What follows is a listing. Return every line of it exactly.

• **DATASET RECORDS**:
<<<<

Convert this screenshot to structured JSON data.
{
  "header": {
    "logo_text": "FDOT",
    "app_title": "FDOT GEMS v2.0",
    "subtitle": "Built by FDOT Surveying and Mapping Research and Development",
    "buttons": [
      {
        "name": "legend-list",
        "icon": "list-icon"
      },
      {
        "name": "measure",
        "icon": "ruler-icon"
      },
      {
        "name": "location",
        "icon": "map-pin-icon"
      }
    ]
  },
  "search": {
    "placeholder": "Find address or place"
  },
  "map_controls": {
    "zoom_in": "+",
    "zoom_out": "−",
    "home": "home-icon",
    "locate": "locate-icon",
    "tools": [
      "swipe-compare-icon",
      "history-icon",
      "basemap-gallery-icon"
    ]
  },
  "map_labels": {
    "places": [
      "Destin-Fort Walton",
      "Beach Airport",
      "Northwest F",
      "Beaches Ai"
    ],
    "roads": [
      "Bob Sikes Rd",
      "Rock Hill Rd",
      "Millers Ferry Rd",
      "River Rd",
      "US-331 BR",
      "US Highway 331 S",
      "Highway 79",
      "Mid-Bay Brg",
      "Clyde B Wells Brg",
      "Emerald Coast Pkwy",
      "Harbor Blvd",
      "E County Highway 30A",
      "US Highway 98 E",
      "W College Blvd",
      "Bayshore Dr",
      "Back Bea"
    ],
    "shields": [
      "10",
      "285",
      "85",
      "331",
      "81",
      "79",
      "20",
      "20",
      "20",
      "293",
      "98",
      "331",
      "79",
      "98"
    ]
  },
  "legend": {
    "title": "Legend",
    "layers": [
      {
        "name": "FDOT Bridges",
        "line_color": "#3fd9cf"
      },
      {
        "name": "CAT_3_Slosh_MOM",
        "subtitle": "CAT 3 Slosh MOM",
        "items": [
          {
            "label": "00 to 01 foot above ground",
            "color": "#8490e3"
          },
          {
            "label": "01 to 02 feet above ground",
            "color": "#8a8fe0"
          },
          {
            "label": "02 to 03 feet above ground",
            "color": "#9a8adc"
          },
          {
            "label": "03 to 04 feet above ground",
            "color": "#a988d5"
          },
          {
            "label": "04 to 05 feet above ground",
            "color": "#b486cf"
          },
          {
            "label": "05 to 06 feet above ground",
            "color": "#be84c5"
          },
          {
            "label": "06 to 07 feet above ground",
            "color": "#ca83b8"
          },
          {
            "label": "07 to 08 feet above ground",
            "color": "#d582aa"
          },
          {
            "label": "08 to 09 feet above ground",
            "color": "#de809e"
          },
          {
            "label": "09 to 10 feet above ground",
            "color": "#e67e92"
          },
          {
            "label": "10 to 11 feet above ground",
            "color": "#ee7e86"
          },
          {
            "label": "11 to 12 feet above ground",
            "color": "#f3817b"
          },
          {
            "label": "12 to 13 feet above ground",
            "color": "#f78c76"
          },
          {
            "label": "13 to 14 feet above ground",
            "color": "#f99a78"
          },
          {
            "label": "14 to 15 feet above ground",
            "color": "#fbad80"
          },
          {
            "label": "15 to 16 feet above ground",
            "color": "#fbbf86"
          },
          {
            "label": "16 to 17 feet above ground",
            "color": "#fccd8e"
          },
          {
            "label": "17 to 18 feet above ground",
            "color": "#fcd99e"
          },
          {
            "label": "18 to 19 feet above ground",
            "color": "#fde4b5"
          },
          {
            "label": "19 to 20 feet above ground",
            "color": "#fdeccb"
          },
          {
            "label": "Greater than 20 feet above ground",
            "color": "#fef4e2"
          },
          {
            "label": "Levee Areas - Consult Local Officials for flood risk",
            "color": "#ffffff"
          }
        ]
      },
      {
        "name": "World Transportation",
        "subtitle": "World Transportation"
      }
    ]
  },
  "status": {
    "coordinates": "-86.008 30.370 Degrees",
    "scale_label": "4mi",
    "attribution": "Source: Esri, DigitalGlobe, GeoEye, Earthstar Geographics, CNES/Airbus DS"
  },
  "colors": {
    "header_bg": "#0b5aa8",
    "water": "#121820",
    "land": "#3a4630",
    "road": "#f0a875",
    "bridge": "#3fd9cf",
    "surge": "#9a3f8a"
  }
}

>>>>

• **EXERCISE OUTPUT**:
Convert this screenshot to structured JSON data.
{
  "header": {
    "logo_text": "FDOT",
    "app_title": "FDOT GEMS v2.0",
    "subtitle": "Built by FDOT Surveying and Mapping Research and Development",
    "buttons": [
      {
        "name": "legend-list",
        "icon": "list-icon"
      },
      {
        "name": "measure",
        "icon": "ruler-icon"
      },
      {
        "name": "location",
        "icon": "map-pin-icon"
      }
    ]
  },
  "search": {
    "placeholder": "Find address or place"
  },
  "map_controls": {
    "zoom_in": "+",
    "zoom_out": "−",
    "home": "home-icon",
    "locate": "locate-icon",
    "tools": [
      "swipe-compare-icon",
      "history-icon",
      "basemap-gallery-icon"
    ]
  },
  "map_labels": {
    "places": [
      "Destin-Fort Walton",
      "Beach Airport",
      "Northwest F",
      "Beaches Ai"
    ],
    "roads": [
      "Bob Sikes Rd",
      "Rock Hill Rd",
      "Millers Ferry Rd",
      "River Rd",
      "US-331 BR",
      "US Highway 331 S",
      "Highway 79",
      "Mid-Bay Brg",
      "Clyde B Wells Brg",
      "Emerald Coast Pkwy",
      "Harbor Blvd",
      "E County Highway 30A",
      "US Highway 98 E",
      "W College Blvd",
      "Bayshore Dr",
      "Back Bea"
    ],
    "shields": [
      "10",
      "285",
      "85",
      "331",
      "81",
      "79",
      "20",
      "20",
      "20",
      "293",
      "98",
      "331",
      "79",
      "98"
    ]
  },
  "legend": {
    "title": "Legend",
    "layers": [
      {
        "name": "FDOT Bridges",
        "line_color": "#3fd9cf"
      },
      {
        "name": "CAT_3_Slosh_MOM",
        "subtitle": "CAT 3 Slosh MOM",
        "items": [
          {
            "label": "00 to 01 foot above ground",
            "color": "#8490e3"
          },
          {
            "label": "01 to 02 feet above ground",
            "color": "#8a8fe0"
          },
          {
            "label": "02 to 03 feet above ground",
            "color": "#9a8adc"
          },
          {
            "label": "03 to 04 feet above ground",
            "color": "#a988d5"
          },
          {
            "label": "04 to 05 feet above ground",
            "color": "#b486cf"
          },
          {
            "label": "05 to 06 feet above ground",
            "color": "#be84c5"
          },
          {
            "label": "06 to 07 feet above ground",
            "color": "#ca83b8"
          },
          {
            "label": "07 to 08 feet above ground",
            "color": "#d582aa"
          },
          {
            "label": "08 to 09 feet above ground",
            "color": "#de809e"
          },
          {
            "label": "09 to 10 feet above ground",
            "color": "#e67e92"
          },
          {
            "label": "10 to 11 feet above ground",
            "color": "#ee7e86"
          },
          {
            "label": "11 to 12 feet above ground",
            "color": "#f3817b"
          },
          {
            "label": "12 to 13 feet above ground",
            "color": "#f78c76"
          },
          {
            "label": "13 to 14 feet above ground",
            "color": "#f99a78"
          },
          {
            "label": "14 to 15 feet above ground",
            "color": "#fbad80"
          },
          {
            "label": "15 to 16 feet above ground",
            "color": "#fbbf86"
          },
          {
            "label": "16 to 17 feet above ground",
            "color": "#fccd8e"
          },
          {
            "label": "17 to 18 feet above ground",
            "color": "#fcd99e"
          },
          {
            "label": "18 to 19 feet above ground",
            "color": "#fde4b5"
          },
          {
            "label": "19 to 20 feet above ground",
            "color": "#fdeccb"
          },
          {
            "label": "Greater than 20 feet above ground",
            "color": "#fef4e2"
          },
          {
            "label": "Levee Areas - Consult Local Officials for flood risk",
            "color": "#ffffff"
          }
        ]
      },
      {
        "name": "World Transportation",
        "subtitle": "World Transportation"
      }
    ]
  },
  "status": {
    "coordinates": "-86.008 30.370 Degrees",
    "scale_label": "4mi",
    "attribution": "Source: Esri, DigitalGlobe, GeoEye, Earthstar Geographics, CNES/Airbus DS"
  },
  "colors": {
    "header_bg": "#0b5aa8",
    "water": "#121820",
    "land": "#3a4630",
    "road": "#f0a875",
    "bridge": "#3fd9cf",
    "surge": "#9a3f8a"
  }
}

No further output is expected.